Retype, exactly and with nothing added, the lines from the one showing "Serialize everything readable" through the final line of the material. Omit pictures.

Rows from a dataset
________________________

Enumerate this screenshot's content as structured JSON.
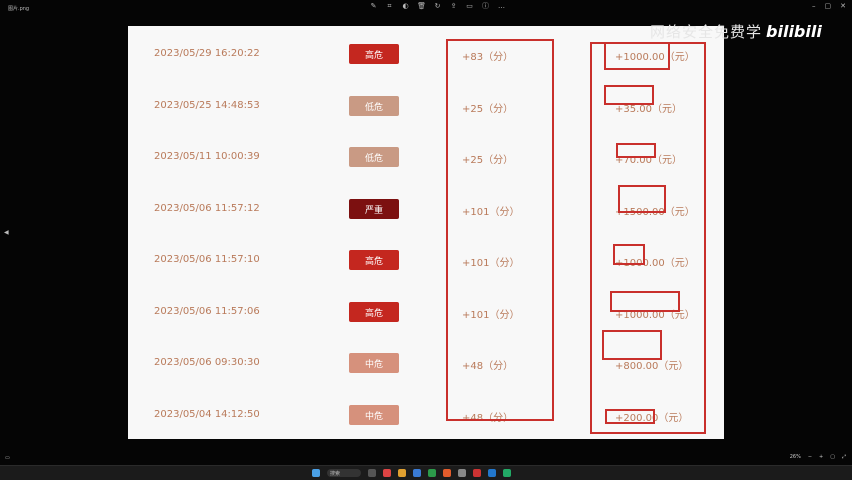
{
  "window": {
    "filename": "图片.png",
    "zoom": "26%",
    "search_placeholder": "搜索"
  },
  "watermark": {
    "text": "网络安全免费学",
    "logo": "bilibili"
  },
  "records": [
    {
      "datetime": "2023/05/29 16:20:22",
      "level": "高危",
      "points": "+83（分）",
      "amount": "+1000.00（元）",
      "level_color": "#c4271f"
    },
    {
      "datetime": "2023/05/25 14:48:53",
      "level": "低危",
      "points": "+25（分）",
      "amount": "+35.00（元）",
      "level_color": "#c99a84"
    },
    {
      "datetime": "2023/05/11 10:00:39",
      "level": "低危",
      "points": "+25（分）",
      "amount": "+70.00（元）",
      "level_color": "#c99a84"
    },
    {
      "datetime": "2023/05/06 11:57:12",
      "level": "严重",
      "points": "+101（分）",
      "amount": "+1500.00（元）",
      "level_color": "#7c1010"
    },
    {
      "datetime": "2023/05/06 11:57:10",
      "level": "高危",
      "points": "+101（分）",
      "amount": "+1000.00（元）",
      "level_color": "#c4271f"
    },
    {
      "datetime": "2023/05/06 11:57:06",
      "level": "高危",
      "points": "+101（分）",
      "amount": "+1000.00（元）",
      "level_color": "#c4271f"
    },
    {
      "datetime": "2023/05/06 09:30:30",
      "level": "中危",
      "points": "+48（分）",
      "amount": "+800.00（元）",
      "level_color": "#d6917c"
    },
    {
      "datetime": "2023/05/04 14:12:50",
      "level": "中危",
      "points": "+48（分）",
      "amount": "+200.00（元）",
      "level_color": "#d6917c"
    }
  ],
  "colors": {
    "annotation": "#c9302c",
    "text": "#b97a5a",
    "paper": "#f8f8f8"
  }
}
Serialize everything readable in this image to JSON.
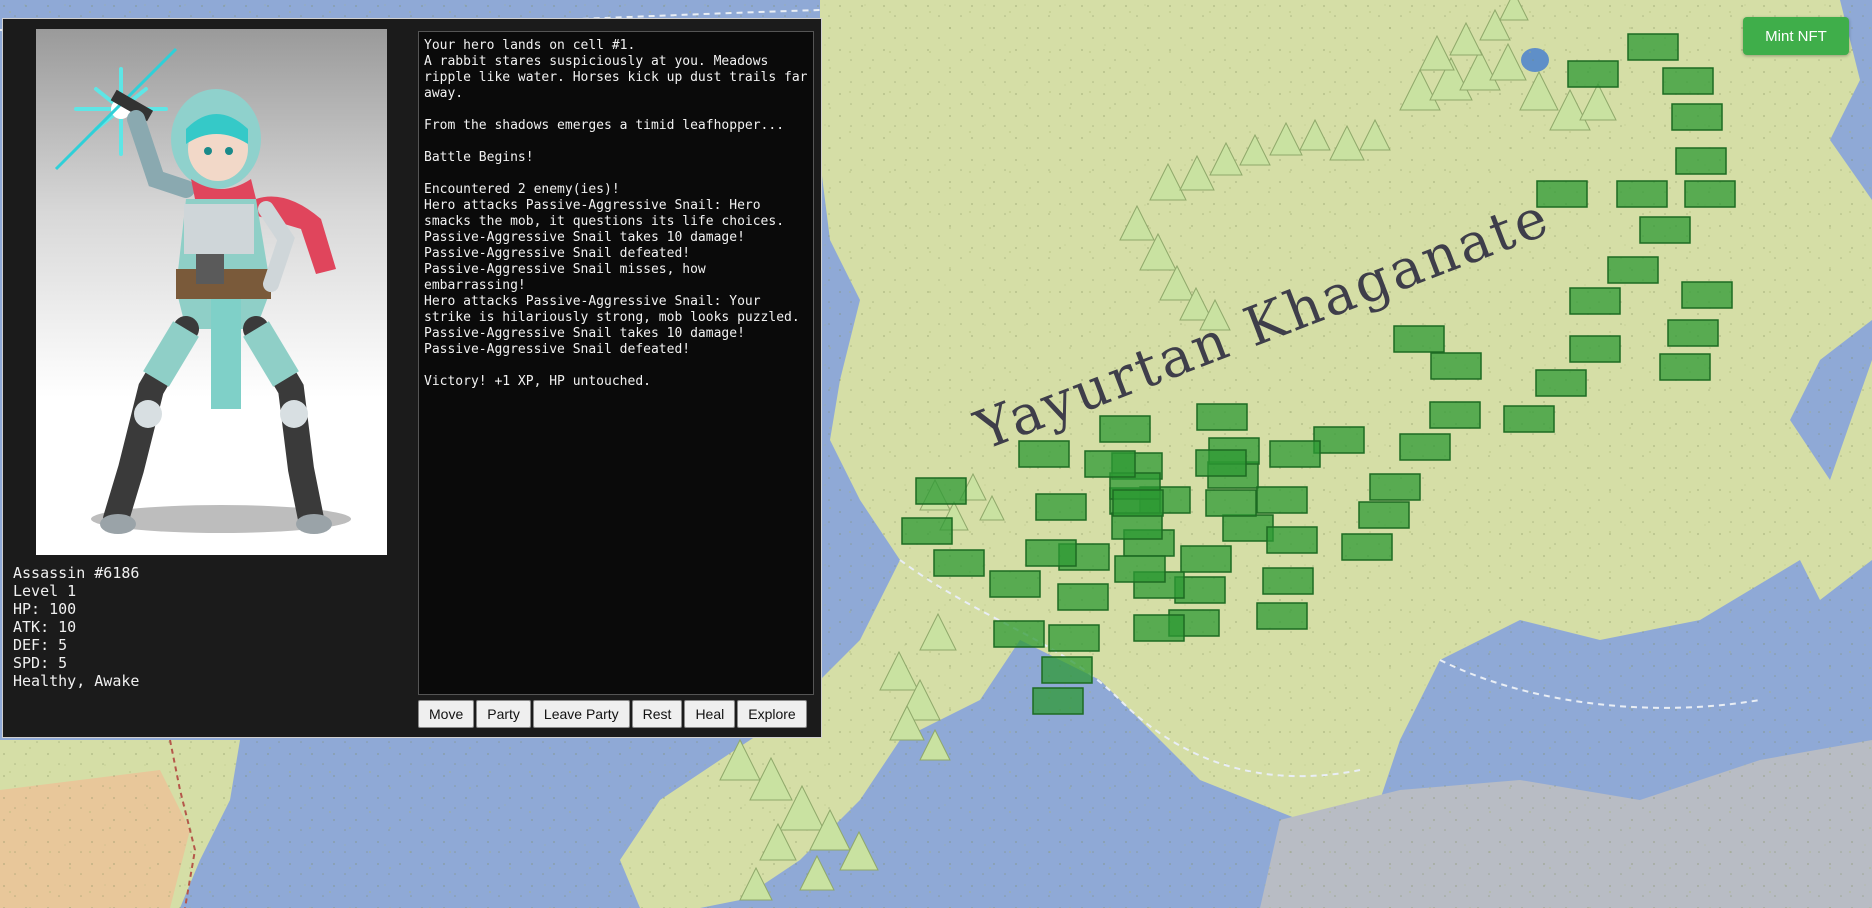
{
  "map": {
    "region_name": "Yayurtan Khaganate",
    "colors": {
      "land": "#d5dea6",
      "water": "#8fa9d6",
      "mountain": "#c7dfa0",
      "cell": "#2e9a34"
    },
    "cells_count": 64
  },
  "header": {
    "mint_label": "Mint NFT"
  },
  "hero": {
    "name": "Assassin #6186",
    "level": "Level 1",
    "hp": "HP: 100",
    "atk": "ATK: 10",
    "def": "DEF: 5",
    "spd": "SPD: 5",
    "status": "Healthy, Awake"
  },
  "log": [
    "Your hero lands on cell #1.",
    "A rabbit stares suspiciously at you. Meadows ripple like water. Horses kick up dust trails far away.",
    "",
    "From the shadows emerges a timid leafhopper...",
    "",
    "Battle Begins!",
    "",
    "Encountered 2 enemy(ies)!",
    "Hero attacks Passive-Aggressive Snail: Hero smacks the mob, it questions its life choices.",
    "Passive-Aggressive Snail takes 10 damage!",
    "Passive-Aggressive Snail defeated!",
    "Passive-Aggressive Snail misses, how embarrassing!",
    "Hero attacks Passive-Aggressive Snail: Your strike is hilariously strong, mob looks puzzled.",
    "Passive-Aggressive Snail takes 10 damage!",
    "Passive-Aggressive Snail defeated!",
    "",
    "Victory! +1 XP, HP untouched."
  ],
  "actions": [
    "Move",
    "Party",
    "Leave Party",
    "Rest",
    "Heal",
    "Explore"
  ]
}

________________________

Worked solution:
Serialize everything readable in this image to JSON.
{
  "map": {
    "region_name": "Yayurtan Khaganate",
    "colors": {
      "land": "#d5dea6",
      "water": "#8fa9d6",
      "mountain": "#c7dfa0",
      "cell": "#2e9a34"
    },
    "cells_count": 64
  },
  "header": {
    "mint_label": "Mint NFT"
  },
  "hero": {
    "name": "Assassin #6186",
    "level": "Level 1",
    "hp": "HP: 100",
    "atk": "ATK: 10",
    "def": "DEF: 5",
    "spd": "SPD: 5",
    "status": "Healthy, Awake"
  },
  "log": [
    "Your hero lands on cell #1.",
    "A rabbit stares suspiciously at you. Meadows ripple like water. Horses kick up dust trails far away.",
    "",
    "From the shadows emerges a timid leafhopper...",
    "",
    "Battle Begins!",
    "",
    "Encountered 2 enemy(ies)!",
    "Hero attacks Passive-Aggressive Snail: Hero smacks the mob, it questions its life choices.",
    "Passive-Aggressive Snail takes 10 damage!",
    "Passive-Aggressive Snail defeated!",
    "Passive-Aggressive Snail misses, how embarrassing!",
    "Hero attacks Passive-Aggressive Snail: Your strike is hilariously strong, mob looks puzzled.",
    "Passive-Aggressive Snail takes 10 damage!",
    "Passive-Aggressive Snail defeated!",
    "",
    "Victory! +1 XP, HP untouched."
  ],
  "actions": [
    "Move",
    "Party",
    "Leave Party",
    "Rest",
    "Heal",
    "Explore"
  ]
}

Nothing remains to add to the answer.